╭─ PAGE EXCERPT

AudioStreamingCapabilities describes audio streaming support.

type BaseEmbeddingProvider added in v1.1.6

type BaseEmbeddingProvider struct {
	ProviderModel string
	BaseURL       string
	APIKey        string
	HTTPClient    *http.Client
	Dimensions    int
	ProviderID    string
	BatchSize     int
}

BaseEmbeddingProvider provides common functionality for embedding providers. Embed this struct in provider-specific implementations to reduce duplication.

func NewBaseEmbeddingProvider added in v1.1.6

func NewBaseEmbeddingProvider(
	providerID, defaultModel, defaultBaseURL string,
	defaultDimensions, defaultBatchSize int,
	defaultTimeout time.Duration,
) *BaseEmbeddingProvider

NewBaseEmbeddingProvider creates a base embedding provider with defaults.

func (*BaseEmbeddingProvider) DoEmbeddingRequest added in v1.1.6

func (b *BaseEmbeddingProvider) DoEmbeddingRequest(
	ctx context.Context,
	cfg HTTPRequestConfig,
) ([]byte, error)

DoEmbeddingRequest performs a common HTTP POST request for embeddings. Returns the response body and any error.

func (*BaseEmbeddingProvider) EmbedWithEmptyCheck added in v1.1.6

func (b *BaseEmbeddingProvider) EmbedWithEmptyCheck(
	ctx context.Context,
	req EmbeddingRequest,
	embedFn EmbedFunc,
) (EmbeddingResponse, error)

EmbedWithEmptyCheck wraps embedding logic with empty request handling.

func (*BaseEmbeddingProvider) EmbeddingDimensions added in v1.1.6

func (b *BaseEmbeddingProvider) EmbeddingDimensions() int

EmbeddingDimensions returns the dimensionality of embedding vectors.

func (*BaseEmbeddingProvider) EmptyResponseForModel added in v1.1.6

func (b *BaseEmbeddingProvider) EmptyResponseForModel(model string) EmbeddingResponse

EmptyResponseForModel returns an empty EmbeddingResponse with the given model. Use this for handling empty input cases.

╰─

EXERCISE TASK 1. In the page excerpt, what does DoEmbeddingRequest return?

╭─ DATA PROVIDED

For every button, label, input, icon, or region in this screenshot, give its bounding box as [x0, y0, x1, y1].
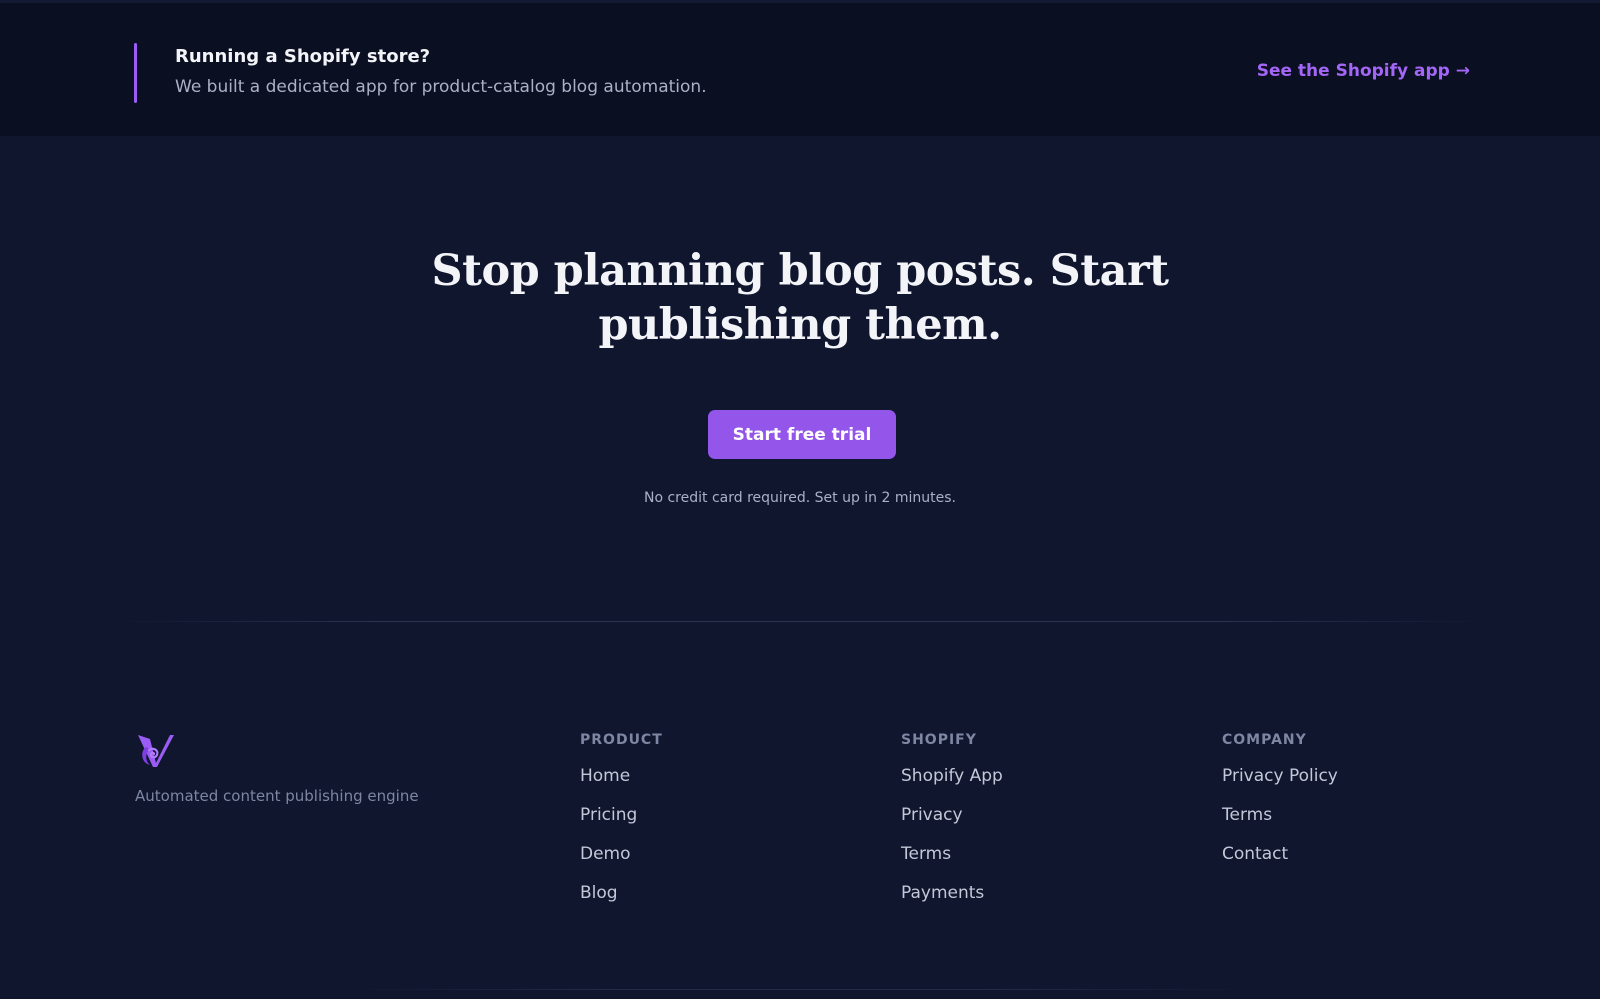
start-free-trial-button[interactable]: Start free trial [708, 410, 896, 459]
banner-subtitle: We built a dedicated app for product-cat… [175, 77, 707, 97]
footer-heading-product: PRODUCT [580, 732, 663, 748]
footer-tagline: Automated content publishing engine [135, 787, 419, 805]
footer-link-home[interactable]: Home [580, 766, 630, 786]
footer-heading-company: COMPANY [1222, 732, 1307, 748]
footer-link-contact[interactable]: Contact [1222, 844, 1288, 864]
cta-note: No credit card required. Set up in 2 min… [644, 490, 956, 506]
footer-heading-shopify: SHOPIFY [901, 732, 977, 748]
footer-bottom-divider [340, 989, 1260, 990]
footer-column-company: COMPANY Privacy Policy Terms Contact [1222, 731, 1338, 882]
brand-logo-icon[interactable] [136, 733, 176, 769]
footer-column-shopify: SHOPIFY Shopify App Privacy Terms Paymen… [901, 731, 1003, 921]
page: Running a Shopify store? We built a dedi… [0, 0, 1600, 999]
footer-link-terms[interactable]: Terms [1222, 805, 1272, 825]
footer-link-shopify-app[interactable]: Shopify App [901, 766, 1003, 786]
footer-column-product: PRODUCT Home Pricing Demo Blog [580, 731, 663, 921]
banner-title: Running a Shopify store? [175, 46, 431, 67]
footer-link-pricing[interactable]: Pricing [580, 805, 637, 825]
footer-link-shopify-terms[interactable]: Terms [901, 844, 951, 864]
footer-links-shopify: Shopify App Privacy Terms Payments [901, 765, 1003, 921]
see-shopify-app-link[interactable]: See the Shopify app → [1257, 61, 1470, 81]
footer-link-payments[interactable]: Payments [901, 883, 984, 903]
footer-links-product: Home Pricing Demo Blog [580, 765, 663, 921]
banner-accent-bar [134, 43, 137, 103]
footer-link-demo[interactable]: Demo [580, 844, 631, 864]
footer-link-privacy-policy[interactable]: Privacy Policy [1222, 766, 1338, 786]
hero-heading: Stop planning blog posts. Start publishi… [431, 246, 1169, 350]
shopify-banner: Running a Shopify store? We built a dedi… [0, 0, 1600, 136]
footer-links-company: Privacy Policy Terms Contact [1222, 765, 1338, 882]
footer-link-shopify-privacy[interactable]: Privacy [901, 805, 963, 825]
section-divider [110, 621, 1490, 622]
footer-link-blog[interactable]: Blog [580, 883, 618, 903]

╰─

EXERCISE TASK 2. Gather every line of the records that contains the string "Payments".

FULL RESPONSE 1. The response body and any error.

FULL RESPONSE 2.
footer-links-shopify: Shopify App Privacy Terms Payments [901, 765, 1003, 921]
footer-link-payments[interactable]: Payments [901, 883, 984, 903]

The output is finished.